>> BEGIN Material provided

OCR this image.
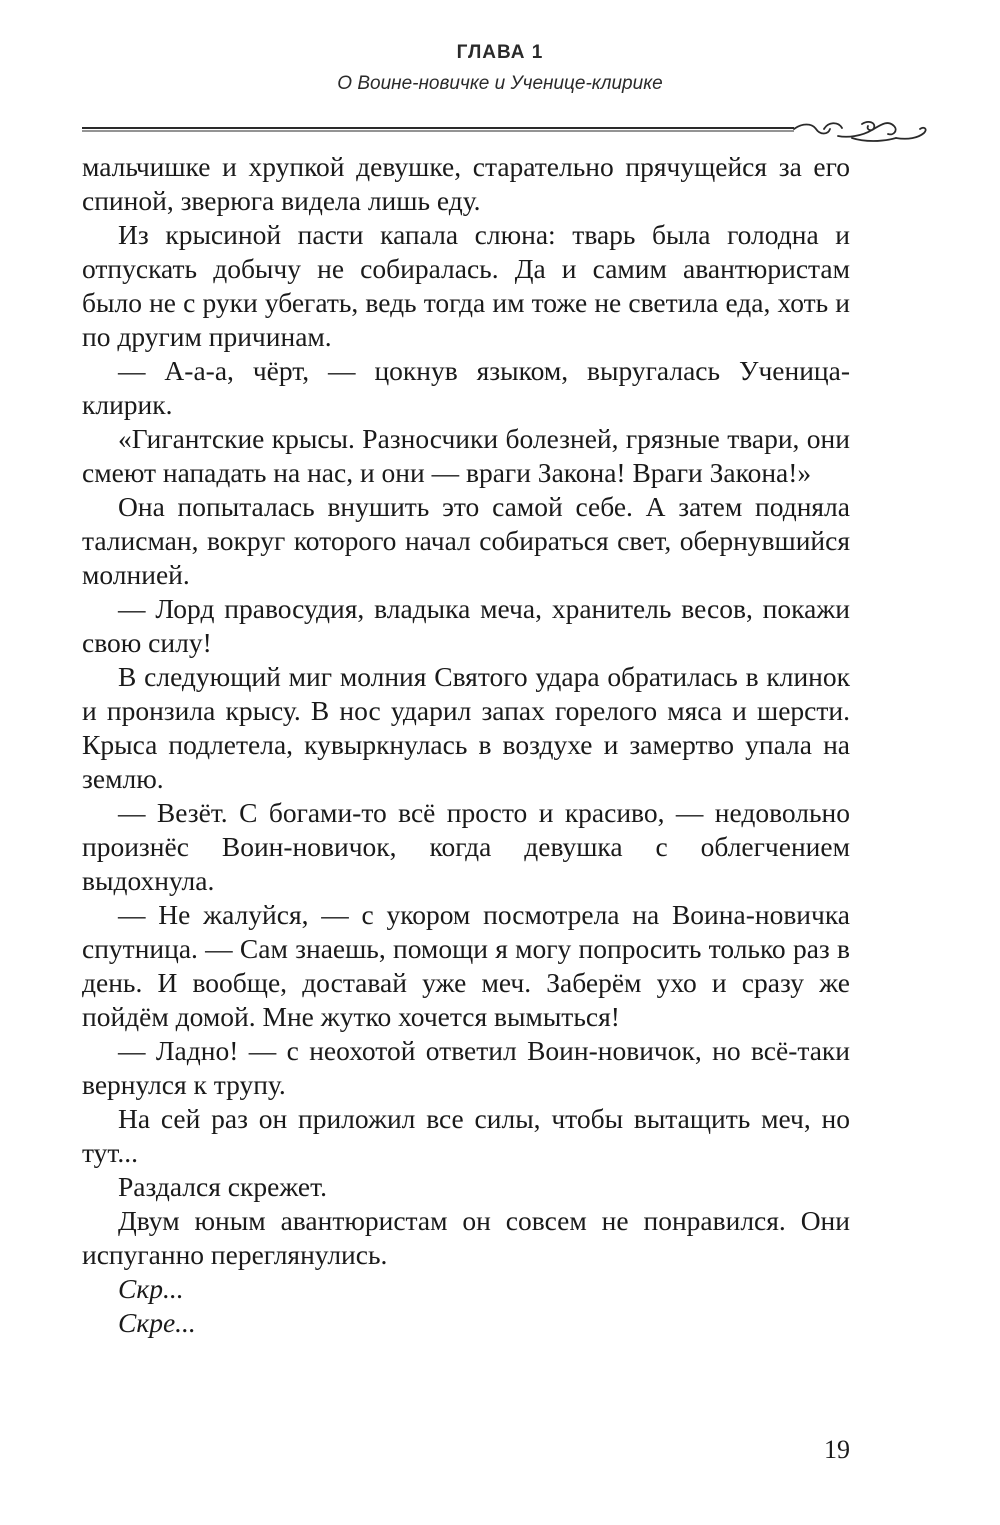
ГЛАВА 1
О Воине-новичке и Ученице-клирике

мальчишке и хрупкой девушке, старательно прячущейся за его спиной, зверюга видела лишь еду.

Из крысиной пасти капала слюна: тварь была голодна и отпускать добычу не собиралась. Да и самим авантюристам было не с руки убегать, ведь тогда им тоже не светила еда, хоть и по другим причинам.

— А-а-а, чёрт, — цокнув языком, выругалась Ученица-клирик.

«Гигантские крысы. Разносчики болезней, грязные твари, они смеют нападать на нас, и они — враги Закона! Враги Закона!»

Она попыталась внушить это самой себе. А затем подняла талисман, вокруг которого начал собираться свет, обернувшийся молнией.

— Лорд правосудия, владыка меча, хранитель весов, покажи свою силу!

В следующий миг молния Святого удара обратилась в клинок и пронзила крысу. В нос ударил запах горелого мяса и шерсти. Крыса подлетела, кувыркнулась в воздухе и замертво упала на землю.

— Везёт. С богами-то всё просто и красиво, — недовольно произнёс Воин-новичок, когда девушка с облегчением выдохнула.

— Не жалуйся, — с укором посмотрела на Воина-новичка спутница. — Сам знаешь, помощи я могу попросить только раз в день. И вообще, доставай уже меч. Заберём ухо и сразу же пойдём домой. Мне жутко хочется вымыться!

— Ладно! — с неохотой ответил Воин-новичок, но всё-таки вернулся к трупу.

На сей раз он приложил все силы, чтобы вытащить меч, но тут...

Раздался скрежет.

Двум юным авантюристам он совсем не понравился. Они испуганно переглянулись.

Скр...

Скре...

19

>> END Material provided

Give an exact copy of the material, leaving out every picture.

OCR this image.
ГЛАВА 1
О Воине-новичке и Ученице-клирике

мальчишке и хрупкой девушке, старательно прячущейся за его спиной, зверюга видела лишь еду.

Из крысиной пасти капала слюна: тварь была голодна и отпускать добычу не собиралась. Да и самим авантюристам было не с руки убегать, ведь тогда им тоже не светила еда, хоть и по другим причинам.

— А-а-а, чёрт, — цокнув языком, выругалась Ученица-клирик.

«Гигантские крысы. Разносчики болезней, грязные твари, они смеют нападать на нас, и они — враги Закона! Враги Закона!»

Она попыталась внушить это самой себе. А затем подняла талисман, вокруг которого начал собираться свет, обернувшийся молнией.

— Лорд правосудия, владыка меча, хранитель весов, покажи свою силу!

В следующий миг молния Святого удара обратилась в клинок и пронзила крысу. В нос ударил запах горелого мяса и шерсти. Крыса подлетела, кувыркнулась в воздухе и замертво упала на землю.

— Везёт. С богами-то всё просто и красиво, — недовольно произнёс Воин-новичок, когда девушка с облегчением выдохнула.

— Не жалуйся, — с укором посмотрела на Воина-новичка спутница. — Сам знаешь, помощи я могу попросить только раз в день. И вообще, доставай уже меч. Заберём ухо и сразу же пойдём домой. Мне жутко хочется вымыться!

— Ладно! — с неохотой ответил Воин-новичок, но всё-таки вернулся к трупу.

На сей раз он приложил все силы, чтобы вытащить меч, но тут...

Раздался скрежет.

Двум юным авантюристам он совсем не понравился. Они испуганно переглянулись.

Скр...

Скре...

19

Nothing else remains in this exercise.